**Requirement**
Extract all of the data and reproduce it precisely.
--- begin Data supplied ---
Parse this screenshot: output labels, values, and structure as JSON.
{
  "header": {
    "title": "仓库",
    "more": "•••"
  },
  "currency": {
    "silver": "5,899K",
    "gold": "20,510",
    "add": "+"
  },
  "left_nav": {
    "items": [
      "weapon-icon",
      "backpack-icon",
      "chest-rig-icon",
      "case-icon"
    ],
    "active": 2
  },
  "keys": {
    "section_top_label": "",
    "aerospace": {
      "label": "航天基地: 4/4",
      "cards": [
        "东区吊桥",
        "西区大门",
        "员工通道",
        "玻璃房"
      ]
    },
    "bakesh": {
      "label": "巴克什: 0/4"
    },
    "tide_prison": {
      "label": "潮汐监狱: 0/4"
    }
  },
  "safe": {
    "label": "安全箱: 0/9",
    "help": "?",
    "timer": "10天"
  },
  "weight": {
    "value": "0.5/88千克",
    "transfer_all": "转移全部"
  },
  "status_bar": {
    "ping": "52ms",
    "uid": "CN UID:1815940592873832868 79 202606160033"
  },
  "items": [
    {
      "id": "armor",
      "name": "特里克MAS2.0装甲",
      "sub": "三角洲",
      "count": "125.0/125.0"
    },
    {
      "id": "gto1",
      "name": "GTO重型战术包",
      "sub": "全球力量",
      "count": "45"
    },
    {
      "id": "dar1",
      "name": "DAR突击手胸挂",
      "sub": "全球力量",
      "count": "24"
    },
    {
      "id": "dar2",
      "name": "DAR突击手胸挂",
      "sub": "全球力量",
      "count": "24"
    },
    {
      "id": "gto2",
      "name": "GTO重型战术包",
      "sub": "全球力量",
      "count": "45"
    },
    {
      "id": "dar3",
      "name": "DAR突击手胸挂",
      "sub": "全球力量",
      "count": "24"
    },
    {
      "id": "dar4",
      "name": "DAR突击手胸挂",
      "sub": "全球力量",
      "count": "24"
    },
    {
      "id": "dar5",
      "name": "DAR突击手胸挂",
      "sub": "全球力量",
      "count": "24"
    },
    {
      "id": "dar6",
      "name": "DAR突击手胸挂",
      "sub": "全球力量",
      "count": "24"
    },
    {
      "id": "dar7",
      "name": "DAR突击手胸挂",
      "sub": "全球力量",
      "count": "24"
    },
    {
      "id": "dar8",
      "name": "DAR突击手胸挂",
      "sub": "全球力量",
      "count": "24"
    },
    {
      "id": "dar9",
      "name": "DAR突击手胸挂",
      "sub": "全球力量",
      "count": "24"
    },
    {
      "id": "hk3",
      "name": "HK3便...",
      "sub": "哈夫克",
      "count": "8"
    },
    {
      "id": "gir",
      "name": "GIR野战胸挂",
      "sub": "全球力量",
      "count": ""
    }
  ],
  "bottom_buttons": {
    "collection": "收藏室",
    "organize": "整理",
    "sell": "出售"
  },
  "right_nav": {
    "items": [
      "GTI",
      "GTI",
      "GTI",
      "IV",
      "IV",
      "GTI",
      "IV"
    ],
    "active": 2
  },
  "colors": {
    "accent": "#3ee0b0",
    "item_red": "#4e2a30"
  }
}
--- end Data supplied ---
**Worked answer**
Parse this screenshot: output labels, values, and structure as JSON.
{
  "header": {
    "title": "仓库",
    "more": "•••"
  },
  "currency": {
    "silver": "5,899K",
    "gold": "20,510",
    "add": "+"
  },
  "left_nav": {
    "items": [
      "weapon-icon",
      "backpack-icon",
      "chest-rig-icon",
      "case-icon"
    ],
    "active": 2
  },
  "keys": {
    "section_top_label": "",
    "aerospace": {
      "label": "航天基地: 4/4",
      "cards": [
        "东区吊桥",
        "西区大门",
        "员工通道",
        "玻璃房"
      ]
    },
    "bakesh": {
      "label": "巴克什: 0/4"
    },
    "tide_prison": {
      "label": "潮汐监狱: 0/4"
    }
  },
  "safe": {
    "label": "安全箱: 0/9",
    "help": "?",
    "timer": "10天"
  },
  "weight": {
    "value": "0.5/88千克",
    "transfer_all": "转移全部"
  },
  "status_bar": {
    "ping": "52ms",
    "uid": "CN UID:1815940592873832868 79 202606160033"
  },
  "items": [
    {
      "id": "armor",
      "name": "特里克MAS2.0装甲",
      "sub": "三角洲",
      "count": "125.0/125.0"
    },
    {
      "id": "gto1",
      "name": "GTO重型战术包",
      "sub": "全球力量",
      "count": "45"
    },
    {
      "id": "dar1",
      "name": "DAR突击手胸挂",
      "sub": "全球力量",
      "count": "24"
    },
    {
      "id": "dar2",
      "name": "DAR突击手胸挂",
      "sub": "全球力量",
      "count": "24"
    },
    {
      "id": "gto2",
      "name": "GTO重型战术包",
      "sub": "全球力量",
      "count": "45"
    },
    {
      "id": "dar3",
      "name": "DAR突击手胸挂",
      "sub": "全球力量",
      "count": "24"
    },
    {
      "id": "dar4",
      "name": "DAR突击手胸挂",
      "sub": "全球力量",
      "count": "24"
    },
    {
      "id": "dar5",
      "name": "DAR突击手胸挂",
      "sub": "全球力量",
      "count": "24"
    },
    {
      "id": "dar6",
      "name": "DAR突击手胸挂",
      "sub": "全球力量",
      "count": "24"
    },
    {
      "id": "dar7",
      "name": "DAR突击手胸挂",
      "sub": "全球力量",
      "count": "24"
    },
    {
      "id": "dar8",
      "name": "DAR突击手胸挂",
      "sub": "全球力量",
      "count": "24"
    },
    {
      "id": "dar9",
      "name": "DAR突击手胸挂",
      "sub": "全球力量",
      "count": "24"
    },
    {
      "id": "hk3",
      "name": "HK3便...",
      "sub": "哈夫克",
      "count": "8"
    },
    {
      "id": "gir",
      "name": "GIR野战胸挂",
      "sub": "全球力量",
      "count": ""
    }
  ],
  "bottom_buttons": {
    "collection": "收藏室",
    "organize": "整理",
    "sell": "出售"
  },
  "right_nav": {
    "items": [
      "GTI",
      "GTI",
      "GTI",
      "IV",
      "IV",
      "GTI",
      "IV"
    ],
    "active": 2
  },
  "colors": {
    "accent": "#3ee0b0",
    "item_red": "#4e2a30"
  }
}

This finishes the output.